## WORK TO COMPLETE
Leave every picture out and write out the records below exactly.

## EXTRACTED INFORMATION

#####

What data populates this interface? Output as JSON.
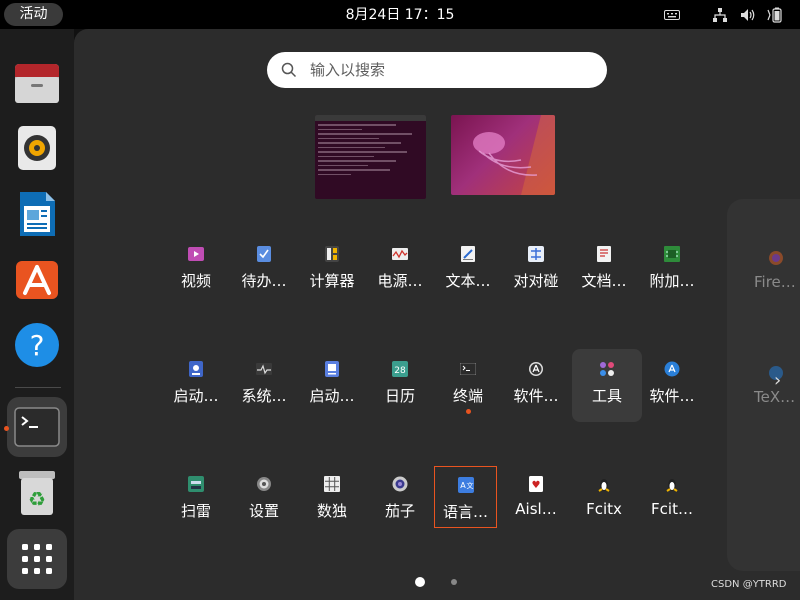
{
  "topbar": {
    "activities": "活动",
    "clock": "8月24日  17：15"
  },
  "dock": {
    "items": [
      {
        "name": "files",
        "icon": "file-cabinet-icon"
      },
      {
        "name": "rhythmbox",
        "icon": "speaker-icon"
      },
      {
        "name": "writer",
        "icon": "document-icon"
      },
      {
        "name": "software",
        "icon": "app-store-icon"
      },
      {
        "name": "help",
        "icon": "help-icon"
      },
      {
        "name": "terminal",
        "icon": "terminal-icon",
        "running": true
      },
      {
        "name": "trash",
        "icon": "trash-icon"
      },
      {
        "name": "show-apps",
        "icon": "app-grid-icon"
      }
    ]
  },
  "search": {
    "placeholder": "输入以搜索"
  },
  "apps": {
    "row1": [
      "视频",
      "待办…",
      "计算器",
      "电源…",
      "文本…",
      "对对碰",
      "文档…",
      "附加…"
    ],
    "row2": [
      "启动…",
      "系统…",
      "启动…",
      "日历",
      "终端",
      "软件…",
      "工具",
      "软件…"
    ],
    "row3": [
      "扫雷",
      "设置",
      "数独",
      "茄子",
      "语言…",
      "Aisl…",
      "Fcitx",
      "Fcit…"
    ]
  },
  "calendar_icon_text": "28",
  "next_page": {
    "items": [
      "Fire…",
      "TeX…"
    ]
  },
  "watermark": "CSDN @YTRRD",
  "colors": {
    "accent": "#e95420",
    "background": "#2c2c2c",
    "dock": "#1d1d1d"
  }
}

#####

## ANSWER FOR THIS EXERCISE
What data populates this interface? Output as JSON.
{
  "topbar": {
    "activities": "活动",
    "clock": "8月24日  17：15"
  },
  "dock": {
    "items": [
      {
        "name": "files",
        "icon": "file-cabinet-icon"
      },
      {
        "name": "rhythmbox",
        "icon": "speaker-icon"
      },
      {
        "name": "writer",
        "icon": "document-icon"
      },
      {
        "name": "software",
        "icon": "app-store-icon"
      },
      {
        "name": "help",
        "icon": "help-icon"
      },
      {
        "name": "terminal",
        "icon": "terminal-icon",
        "running": true
      },
      {
        "name": "trash",
        "icon": "trash-icon"
      },
      {
        "name": "show-apps",
        "icon": "app-grid-icon"
      }
    ]
  },
  "search": {
    "placeholder": "输入以搜索"
  },
  "apps": {
    "row1": [
      "视频",
      "待办…",
      "计算器",
      "电源…",
      "文本…",
      "对对碰",
      "文档…",
      "附加…"
    ],
    "row2": [
      "启动…",
      "系统…",
      "启动…",
      "日历",
      "终端",
      "软件…",
      "工具",
      "软件…"
    ],
    "row3": [
      "扫雷",
      "设置",
      "数独",
      "茄子",
      "语言…",
      "Aisl…",
      "Fcitx",
      "Fcit…"
    ]
  },
  "calendar_icon_text": "28",
  "next_page": {
    "items": [
      "Fire…",
      "TeX…"
    ]
  },
  "watermark": "CSDN @YTRRD",
  "colors": {
    "accent": "#e95420",
    "background": "#2c2c2c",
    "dock": "#1d1d1d"
  }
}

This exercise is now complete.